## Aim of the task
In how many lines of the data does the word "воды" appear? Give the number by itself.

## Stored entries

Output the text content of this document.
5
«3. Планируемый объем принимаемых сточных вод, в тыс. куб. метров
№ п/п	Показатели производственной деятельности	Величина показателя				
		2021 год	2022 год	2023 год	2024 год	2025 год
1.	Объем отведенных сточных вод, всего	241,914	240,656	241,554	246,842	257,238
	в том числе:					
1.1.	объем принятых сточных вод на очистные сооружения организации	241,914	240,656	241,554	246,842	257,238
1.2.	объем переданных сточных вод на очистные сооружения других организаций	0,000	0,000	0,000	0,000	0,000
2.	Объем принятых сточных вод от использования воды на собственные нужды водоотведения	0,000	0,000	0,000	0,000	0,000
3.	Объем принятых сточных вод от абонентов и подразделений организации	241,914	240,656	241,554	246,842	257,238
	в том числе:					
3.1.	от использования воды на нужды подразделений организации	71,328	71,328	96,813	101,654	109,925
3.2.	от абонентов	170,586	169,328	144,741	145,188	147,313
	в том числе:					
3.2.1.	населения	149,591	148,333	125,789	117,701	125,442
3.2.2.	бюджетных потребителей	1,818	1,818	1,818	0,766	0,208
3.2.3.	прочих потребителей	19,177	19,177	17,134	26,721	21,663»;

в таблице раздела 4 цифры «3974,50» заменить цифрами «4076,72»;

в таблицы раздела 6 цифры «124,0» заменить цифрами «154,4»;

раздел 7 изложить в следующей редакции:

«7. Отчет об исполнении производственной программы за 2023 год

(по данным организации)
==
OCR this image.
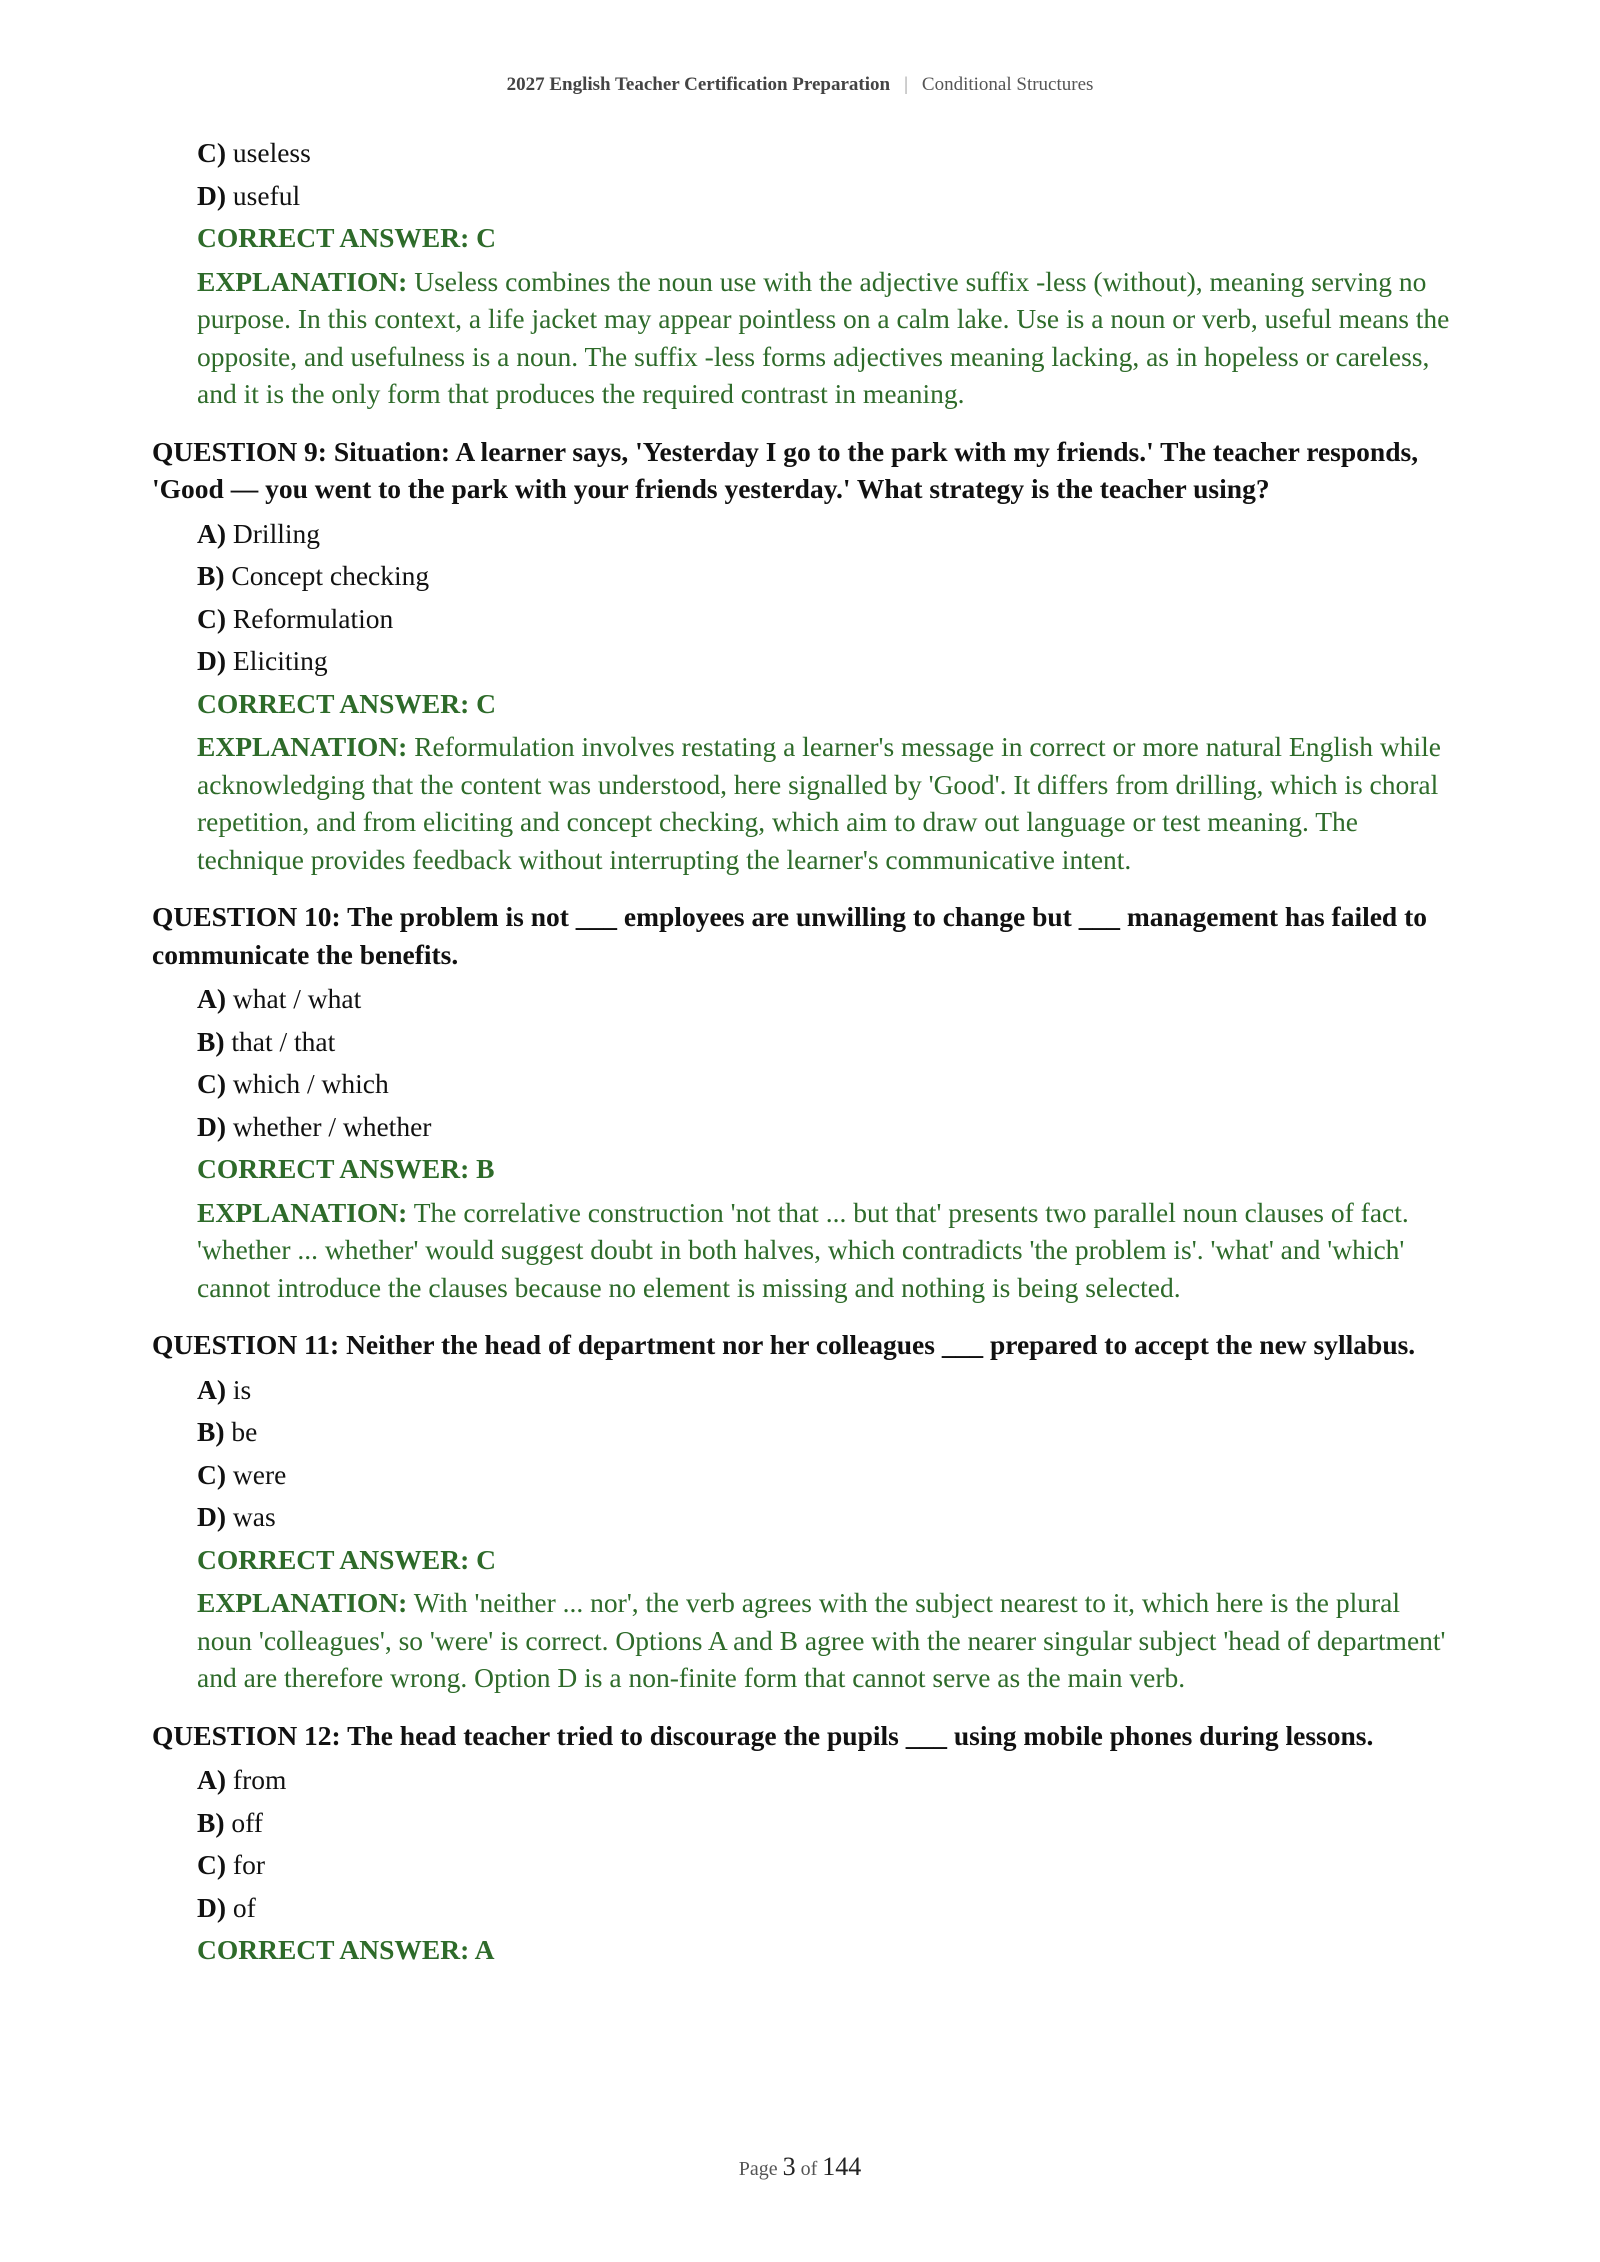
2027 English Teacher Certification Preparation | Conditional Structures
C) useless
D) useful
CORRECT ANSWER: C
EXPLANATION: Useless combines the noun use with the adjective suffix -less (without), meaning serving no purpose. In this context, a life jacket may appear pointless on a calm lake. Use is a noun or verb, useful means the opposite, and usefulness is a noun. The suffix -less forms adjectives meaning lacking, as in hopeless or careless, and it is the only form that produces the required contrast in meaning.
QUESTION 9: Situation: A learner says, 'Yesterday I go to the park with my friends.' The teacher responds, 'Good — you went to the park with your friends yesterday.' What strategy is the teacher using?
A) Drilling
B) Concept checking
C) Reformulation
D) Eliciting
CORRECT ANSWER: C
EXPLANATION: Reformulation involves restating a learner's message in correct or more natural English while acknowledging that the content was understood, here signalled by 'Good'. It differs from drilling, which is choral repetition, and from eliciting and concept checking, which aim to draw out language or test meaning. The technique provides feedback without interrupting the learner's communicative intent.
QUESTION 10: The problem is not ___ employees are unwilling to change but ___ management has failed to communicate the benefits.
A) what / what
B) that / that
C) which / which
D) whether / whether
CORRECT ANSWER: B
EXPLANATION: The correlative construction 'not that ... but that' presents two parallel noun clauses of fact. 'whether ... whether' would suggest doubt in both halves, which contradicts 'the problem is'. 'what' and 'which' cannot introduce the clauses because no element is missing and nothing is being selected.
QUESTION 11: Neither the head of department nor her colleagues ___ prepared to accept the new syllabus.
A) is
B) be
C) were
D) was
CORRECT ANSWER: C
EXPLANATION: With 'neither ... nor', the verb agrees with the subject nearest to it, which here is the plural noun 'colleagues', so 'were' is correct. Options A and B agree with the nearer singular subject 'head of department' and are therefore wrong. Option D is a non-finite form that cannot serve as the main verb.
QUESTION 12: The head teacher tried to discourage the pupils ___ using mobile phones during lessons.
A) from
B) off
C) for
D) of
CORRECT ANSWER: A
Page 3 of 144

## Written answer
2